[Dataset listings of figures]
↓

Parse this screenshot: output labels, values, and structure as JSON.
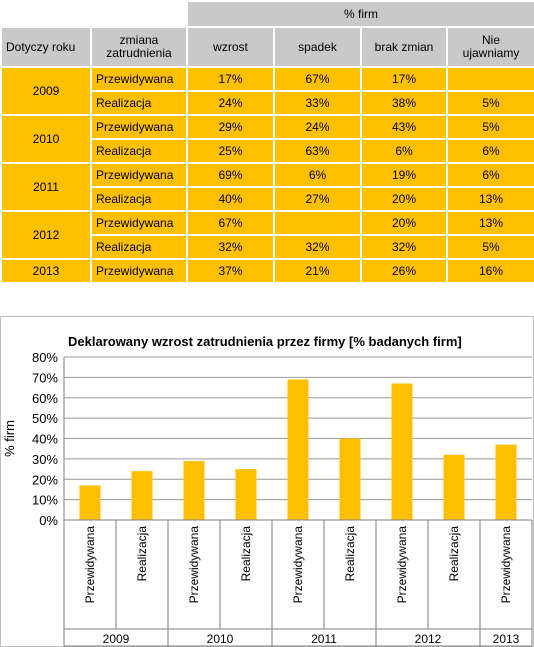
{
  "table": {
    "group_header": "% firm",
    "columns": [
      "Dotyczy roku",
      "zmiana\nzatrudnienia",
      "wzrost",
      "spadek",
      "brak zmian",
      "Nie\nujawniamy"
    ],
    "rows": [
      {
        "year": "2009",
        "type": "Przewidywana",
        "wzrost": "17%",
        "spadek": "67%",
        "brak": "17%",
        "nie": ""
      },
      {
        "year": "2009",
        "type": "Realizacja",
        "wzrost": "24%",
        "spadek": "33%",
        "brak": "38%",
        "nie": "5%"
      },
      {
        "year": "2010",
        "type": "Przewidywana",
        "wzrost": "29%",
        "spadek": "24%",
        "brak": "43%",
        "nie": "5%"
      },
      {
        "year": "2010",
        "type": "Realizacja",
        "wzrost": "25%",
        "spadek": "63%",
        "brak": "6%",
        "nie": "6%"
      },
      {
        "year": "2011",
        "type": "Przewidywana",
        "wzrost": "69%",
        "spadek": "6%",
        "brak": "19%",
        "nie": "6%"
      },
      {
        "year": "2011",
        "type": "Realizacja",
        "wzrost": "40%",
        "spadek": "27%",
        "brak": "20%",
        "nie": "13%"
      },
      {
        "year": "2012",
        "type": "Przewidywana",
        "wzrost": "67%",
        "spadek": "",
        "brak": "20%",
        "nie": "13%"
      },
      {
        "year": "2012",
        "type": "Realizacja",
        "wzrost": "32%",
        "spadek": "32%",
        "brak": "32%",
        "nie": "5%"
      },
      {
        "year": "2013",
        "type": "Przewidywana",
        "wzrost": "37%",
        "spadek": "21%",
        "brak": "26%",
        "nie": "16%"
      }
    ]
  },
  "colors": {
    "bar": "#ffc000",
    "header": "#c9c9c9",
    "grid": "#9a9a9a"
  },
  "chart_data": {
    "type": "bar",
    "title": "Deklarowany  wzrost  zatrudnienia  przez  firmy  [% badanych  firm]",
    "ylabel": "% firm",
    "xlabel": "",
    "ylim": [
      0,
      80
    ],
    "yticks": [
      "0%",
      "10%",
      "20%",
      "30%",
      "40%",
      "50%",
      "60%",
      "70%",
      "80%"
    ],
    "grid": true,
    "categories": [
      "Przewidywana",
      "Realizacja",
      "Przewidywana",
      "Realizacja",
      "Przewidywana",
      "Realizacja",
      "Przewidywana",
      "Realizacja",
      "Przewidywana"
    ],
    "groups": [
      {
        "label": "2009",
        "count": 2
      },
      {
        "label": "2010",
        "count": 2
      },
      {
        "label": "2011",
        "count": 2
      },
      {
        "label": "2012",
        "count": 2
      },
      {
        "label": "2013",
        "count": 1
      }
    ],
    "values": [
      17,
      24,
      29,
      25,
      69,
      40,
      67,
      32,
      37
    ]
  }
}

↑

## TO BE DONE
Search the material above for "spadek". Pull out each line where it shows up.

## ANSWER TO THIS PROBLEM
      "spadek",
        "spadek": "67%",
        "spadek": "33%",
        "spadek": "24%",
        "spadek": "63%",
        "spadek": "6%",
        "spadek": "27%",
        "spadek": "",
        "spadek": "32%",
        "spadek": "21%",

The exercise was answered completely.